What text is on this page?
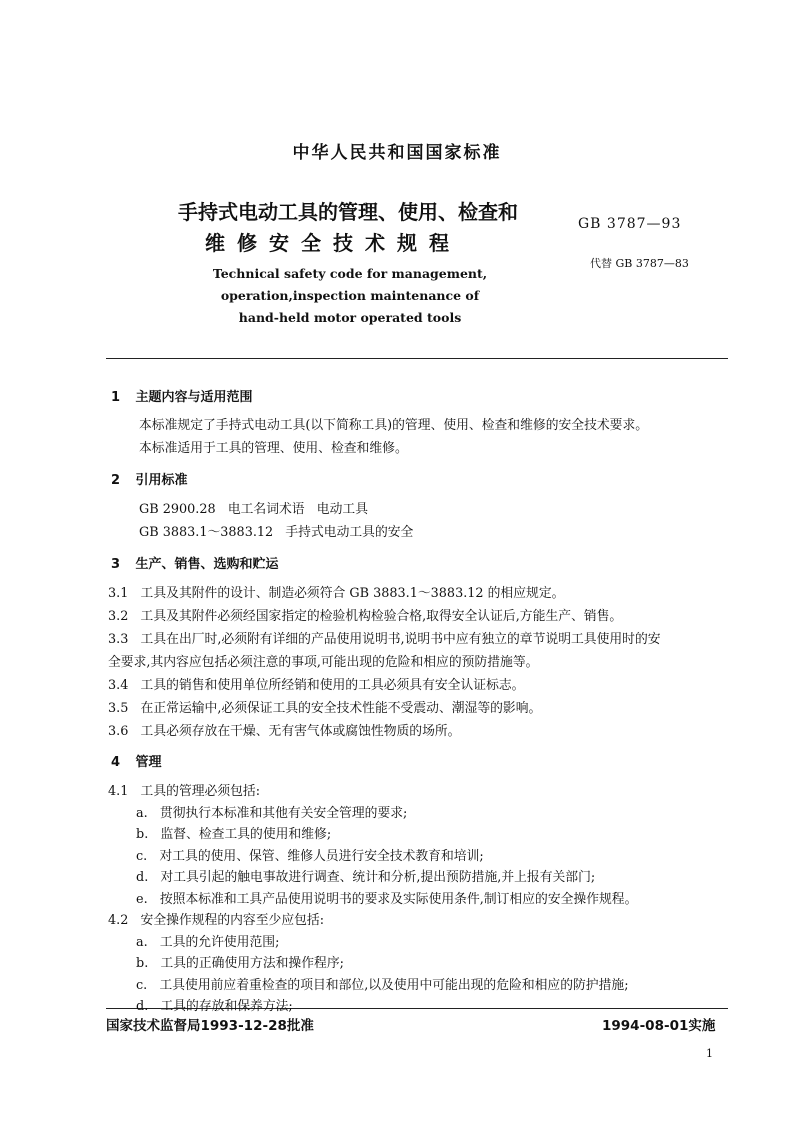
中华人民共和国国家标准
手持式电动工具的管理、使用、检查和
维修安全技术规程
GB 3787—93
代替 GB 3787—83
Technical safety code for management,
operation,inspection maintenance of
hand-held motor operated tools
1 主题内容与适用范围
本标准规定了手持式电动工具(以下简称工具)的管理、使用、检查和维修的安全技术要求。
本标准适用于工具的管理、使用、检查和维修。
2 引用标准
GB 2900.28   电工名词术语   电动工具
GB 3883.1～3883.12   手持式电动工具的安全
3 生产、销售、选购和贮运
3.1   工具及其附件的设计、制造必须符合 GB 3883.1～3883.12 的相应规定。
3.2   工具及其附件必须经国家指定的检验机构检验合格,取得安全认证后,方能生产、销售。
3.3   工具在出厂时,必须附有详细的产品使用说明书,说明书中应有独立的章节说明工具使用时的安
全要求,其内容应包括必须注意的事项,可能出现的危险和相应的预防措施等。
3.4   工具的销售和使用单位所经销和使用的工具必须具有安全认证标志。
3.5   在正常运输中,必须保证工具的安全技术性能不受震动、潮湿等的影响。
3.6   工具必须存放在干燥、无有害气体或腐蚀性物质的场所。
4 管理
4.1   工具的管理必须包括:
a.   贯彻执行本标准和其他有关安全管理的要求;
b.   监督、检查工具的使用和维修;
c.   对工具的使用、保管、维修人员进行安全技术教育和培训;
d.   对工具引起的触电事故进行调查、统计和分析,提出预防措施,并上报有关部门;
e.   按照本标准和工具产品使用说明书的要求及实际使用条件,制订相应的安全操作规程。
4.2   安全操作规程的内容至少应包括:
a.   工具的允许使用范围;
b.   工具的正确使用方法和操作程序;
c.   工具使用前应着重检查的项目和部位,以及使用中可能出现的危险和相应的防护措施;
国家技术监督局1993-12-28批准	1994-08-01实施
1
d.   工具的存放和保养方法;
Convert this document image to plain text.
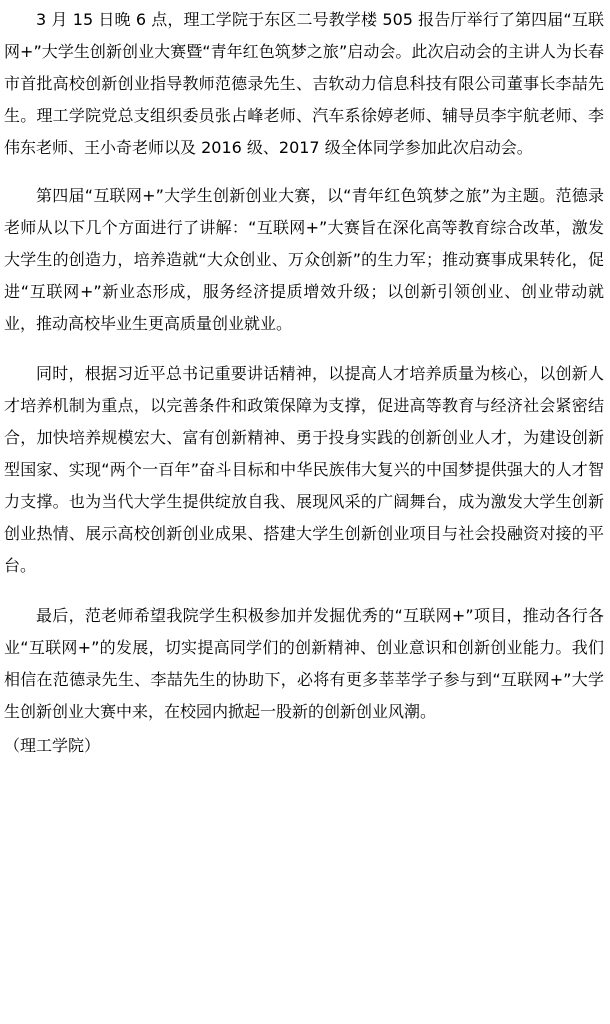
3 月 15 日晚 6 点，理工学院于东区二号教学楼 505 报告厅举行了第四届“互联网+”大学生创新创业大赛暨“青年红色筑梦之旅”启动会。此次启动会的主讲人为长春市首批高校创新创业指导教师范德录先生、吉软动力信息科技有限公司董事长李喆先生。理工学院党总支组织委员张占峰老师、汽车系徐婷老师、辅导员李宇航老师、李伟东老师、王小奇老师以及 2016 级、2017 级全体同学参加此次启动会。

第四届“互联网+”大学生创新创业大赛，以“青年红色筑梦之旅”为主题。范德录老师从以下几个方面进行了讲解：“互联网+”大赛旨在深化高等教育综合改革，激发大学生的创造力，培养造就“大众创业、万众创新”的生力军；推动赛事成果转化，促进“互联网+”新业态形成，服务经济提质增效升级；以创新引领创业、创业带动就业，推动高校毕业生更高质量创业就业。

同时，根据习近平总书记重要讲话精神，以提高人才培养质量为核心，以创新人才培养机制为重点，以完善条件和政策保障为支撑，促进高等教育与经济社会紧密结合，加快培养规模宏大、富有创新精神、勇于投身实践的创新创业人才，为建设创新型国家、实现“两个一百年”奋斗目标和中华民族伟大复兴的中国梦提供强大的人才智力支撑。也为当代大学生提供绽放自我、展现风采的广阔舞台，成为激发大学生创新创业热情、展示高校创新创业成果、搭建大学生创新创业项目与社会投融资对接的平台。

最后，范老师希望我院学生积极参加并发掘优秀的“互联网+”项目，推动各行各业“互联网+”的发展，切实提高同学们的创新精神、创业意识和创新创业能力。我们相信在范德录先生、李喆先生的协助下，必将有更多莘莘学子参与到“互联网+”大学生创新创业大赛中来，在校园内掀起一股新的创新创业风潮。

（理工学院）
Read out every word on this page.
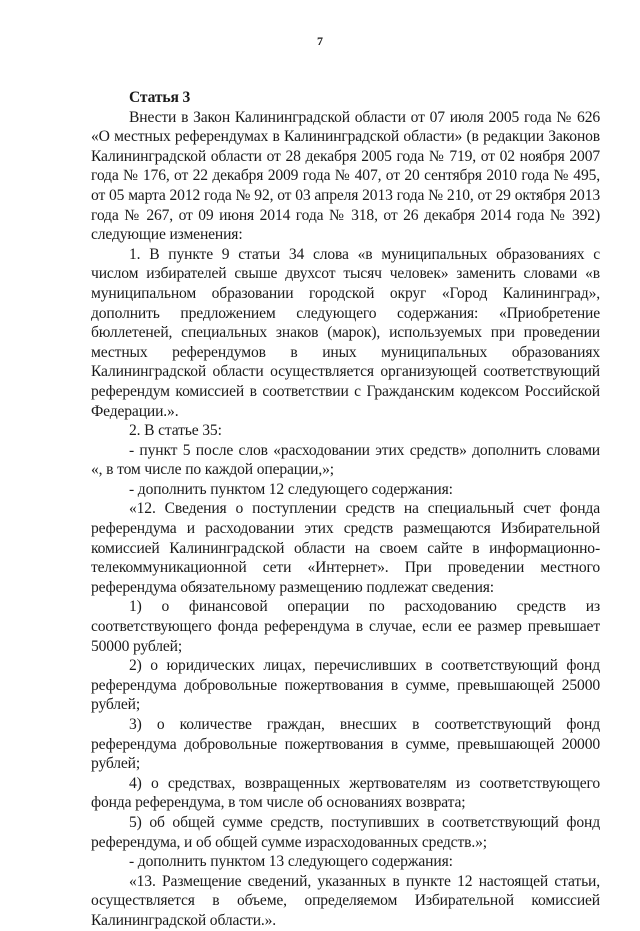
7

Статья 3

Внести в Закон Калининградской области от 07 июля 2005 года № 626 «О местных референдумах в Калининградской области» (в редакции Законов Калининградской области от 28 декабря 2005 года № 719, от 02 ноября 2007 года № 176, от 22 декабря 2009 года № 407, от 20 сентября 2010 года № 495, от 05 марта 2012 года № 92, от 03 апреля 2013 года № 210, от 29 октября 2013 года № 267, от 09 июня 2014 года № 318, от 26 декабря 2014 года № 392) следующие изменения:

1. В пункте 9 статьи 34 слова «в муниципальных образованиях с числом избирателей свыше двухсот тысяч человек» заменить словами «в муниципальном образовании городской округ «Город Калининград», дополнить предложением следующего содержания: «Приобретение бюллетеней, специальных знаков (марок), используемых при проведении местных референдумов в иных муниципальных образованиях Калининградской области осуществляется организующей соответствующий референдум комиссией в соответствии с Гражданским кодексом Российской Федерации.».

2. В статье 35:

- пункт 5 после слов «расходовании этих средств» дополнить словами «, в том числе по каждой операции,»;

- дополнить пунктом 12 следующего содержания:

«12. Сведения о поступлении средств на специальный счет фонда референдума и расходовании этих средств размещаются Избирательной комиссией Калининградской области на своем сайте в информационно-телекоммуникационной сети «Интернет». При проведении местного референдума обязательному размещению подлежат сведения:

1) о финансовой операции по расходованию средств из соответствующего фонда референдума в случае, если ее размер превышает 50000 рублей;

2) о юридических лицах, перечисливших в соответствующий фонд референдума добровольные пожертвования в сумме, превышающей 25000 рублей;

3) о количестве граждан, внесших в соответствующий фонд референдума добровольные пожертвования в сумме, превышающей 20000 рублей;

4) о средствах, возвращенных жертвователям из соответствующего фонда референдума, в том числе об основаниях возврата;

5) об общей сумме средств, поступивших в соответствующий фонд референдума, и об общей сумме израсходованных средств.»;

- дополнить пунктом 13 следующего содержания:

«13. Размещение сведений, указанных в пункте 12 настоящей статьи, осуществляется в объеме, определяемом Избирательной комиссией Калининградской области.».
:::::
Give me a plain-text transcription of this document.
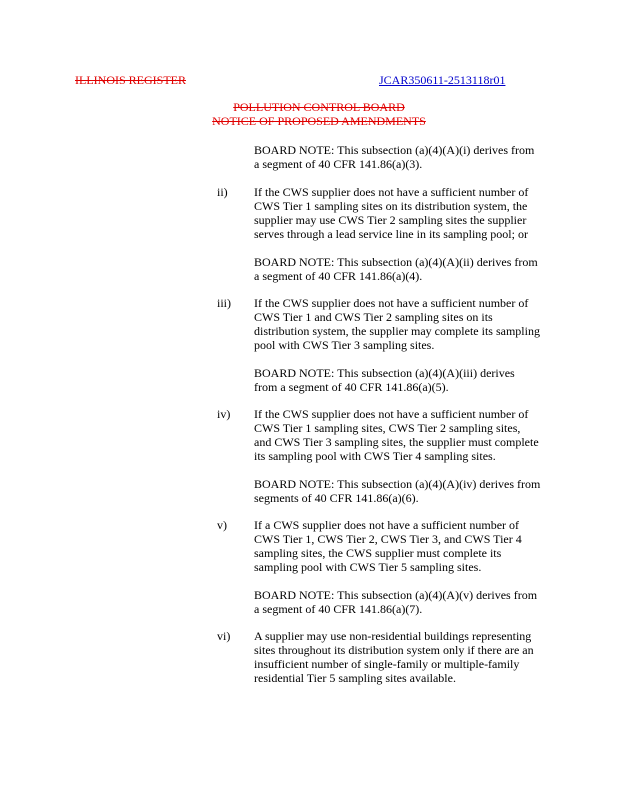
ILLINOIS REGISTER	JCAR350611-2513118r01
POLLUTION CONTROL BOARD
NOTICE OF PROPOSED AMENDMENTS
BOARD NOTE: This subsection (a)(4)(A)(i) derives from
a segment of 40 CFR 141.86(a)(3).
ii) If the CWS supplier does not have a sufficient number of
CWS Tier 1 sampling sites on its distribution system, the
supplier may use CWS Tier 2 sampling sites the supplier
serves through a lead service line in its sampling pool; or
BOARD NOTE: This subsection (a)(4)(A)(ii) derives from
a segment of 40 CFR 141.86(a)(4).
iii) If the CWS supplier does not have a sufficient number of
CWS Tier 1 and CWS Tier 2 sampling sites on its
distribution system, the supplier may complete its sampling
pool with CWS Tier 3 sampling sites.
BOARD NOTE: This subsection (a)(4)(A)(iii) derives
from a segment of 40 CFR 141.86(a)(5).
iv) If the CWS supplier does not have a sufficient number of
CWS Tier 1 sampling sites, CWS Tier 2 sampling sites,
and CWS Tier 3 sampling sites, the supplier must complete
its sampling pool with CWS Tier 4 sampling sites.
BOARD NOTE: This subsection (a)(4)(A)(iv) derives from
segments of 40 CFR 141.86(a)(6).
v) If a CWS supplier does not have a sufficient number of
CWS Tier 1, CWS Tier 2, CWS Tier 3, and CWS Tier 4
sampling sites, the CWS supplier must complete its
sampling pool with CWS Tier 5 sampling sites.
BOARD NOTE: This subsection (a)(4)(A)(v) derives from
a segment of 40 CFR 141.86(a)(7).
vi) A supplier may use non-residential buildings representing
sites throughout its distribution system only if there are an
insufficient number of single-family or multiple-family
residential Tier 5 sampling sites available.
:::::
◆ **What is required**: Look through the material above. Copy each line where the word "does" appears.

◆ **Full solution**:
ii) If the CWS supplier does not have a sufficient number of
iii) If the CWS supplier does not have a sufficient number of
iv) If the CWS supplier does not have a sufficient number of
v) If a CWS supplier does not have a sufficient number of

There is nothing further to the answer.